* **Provided records**:
* * *

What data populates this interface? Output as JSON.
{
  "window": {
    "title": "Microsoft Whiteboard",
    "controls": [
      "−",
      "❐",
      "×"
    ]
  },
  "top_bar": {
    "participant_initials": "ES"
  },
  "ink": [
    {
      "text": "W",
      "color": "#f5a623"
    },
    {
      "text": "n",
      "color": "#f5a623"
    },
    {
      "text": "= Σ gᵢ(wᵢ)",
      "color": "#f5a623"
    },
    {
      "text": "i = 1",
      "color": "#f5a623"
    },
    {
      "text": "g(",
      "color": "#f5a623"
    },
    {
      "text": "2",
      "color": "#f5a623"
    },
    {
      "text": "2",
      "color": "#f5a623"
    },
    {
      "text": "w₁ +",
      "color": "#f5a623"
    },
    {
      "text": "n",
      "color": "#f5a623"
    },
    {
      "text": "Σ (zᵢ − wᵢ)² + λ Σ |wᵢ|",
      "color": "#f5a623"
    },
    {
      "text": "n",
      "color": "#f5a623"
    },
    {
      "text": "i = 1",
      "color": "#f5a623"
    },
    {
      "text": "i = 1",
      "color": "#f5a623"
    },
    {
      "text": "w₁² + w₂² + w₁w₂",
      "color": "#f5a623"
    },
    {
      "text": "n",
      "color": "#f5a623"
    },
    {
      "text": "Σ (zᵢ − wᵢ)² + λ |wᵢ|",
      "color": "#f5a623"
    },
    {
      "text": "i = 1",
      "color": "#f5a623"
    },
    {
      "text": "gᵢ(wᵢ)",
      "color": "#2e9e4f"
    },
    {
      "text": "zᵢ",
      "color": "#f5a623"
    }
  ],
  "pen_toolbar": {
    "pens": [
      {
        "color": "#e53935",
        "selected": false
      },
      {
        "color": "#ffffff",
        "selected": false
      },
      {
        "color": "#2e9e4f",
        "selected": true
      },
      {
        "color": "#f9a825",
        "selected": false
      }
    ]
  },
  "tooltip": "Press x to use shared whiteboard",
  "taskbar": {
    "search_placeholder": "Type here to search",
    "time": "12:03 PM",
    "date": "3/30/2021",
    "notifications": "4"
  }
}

* * *

* **Directive**: Extract the entries above verbatim.

* **In response**:
What data populates this interface? Output as JSON.
{
  "window": {
    "title": "Microsoft Whiteboard",
    "controls": [
      "−",
      "❐",
      "×"
    ]
  },
  "top_bar": {
    "participant_initials": "ES"
  },
  "ink": [
    {
      "text": "W",
      "color": "#f5a623"
    },
    {
      "text": "n",
      "color": "#f5a623"
    },
    {
      "text": "= Σ gᵢ(wᵢ)",
      "color": "#f5a623"
    },
    {
      "text": "i = 1",
      "color": "#f5a623"
    },
    {
      "text": "g(",
      "color": "#f5a623"
    },
    {
      "text": "2",
      "color": "#f5a623"
    },
    {
      "text": "2",
      "color": "#f5a623"
    },
    {
      "text": "w₁ +",
      "color": "#f5a623"
    },
    {
      "text": "n",
      "color": "#f5a623"
    },
    {
      "text": "Σ (zᵢ − wᵢ)² + λ Σ |wᵢ|",
      "color": "#f5a623"
    },
    {
      "text": "n",
      "color": "#f5a623"
    },
    {
      "text": "i = 1",
      "color": "#f5a623"
    },
    {
      "text": "i = 1",
      "color": "#f5a623"
    },
    {
      "text": "w₁² + w₂² + w₁w₂",
      "color": "#f5a623"
    },
    {
      "text": "n",
      "color": "#f5a623"
    },
    {
      "text": "Σ (zᵢ − wᵢ)² + λ |wᵢ|",
      "color": "#f5a623"
    },
    {
      "text": "i = 1",
      "color": "#f5a623"
    },
    {
      "text": "gᵢ(wᵢ)",
      "color": "#2e9e4f"
    },
    {
      "text": "zᵢ",
      "color": "#f5a623"
    }
  ],
  "pen_toolbar": {
    "pens": [
      {
        "color": "#e53935",
        "selected": false
      },
      {
        "color": "#ffffff",
        "selected": false
      },
      {
        "color": "#2e9e4f",
        "selected": true
      },
      {
        "color": "#f9a825",
        "selected": false
      }
    ]
  },
  "tooltip": "Press x to use shared whiteboard",
  "taskbar": {
    "search_placeholder": "Type here to search",
    "time": "12:03 PM",
    "date": "3/30/2021",
    "notifications": "4"
  }
}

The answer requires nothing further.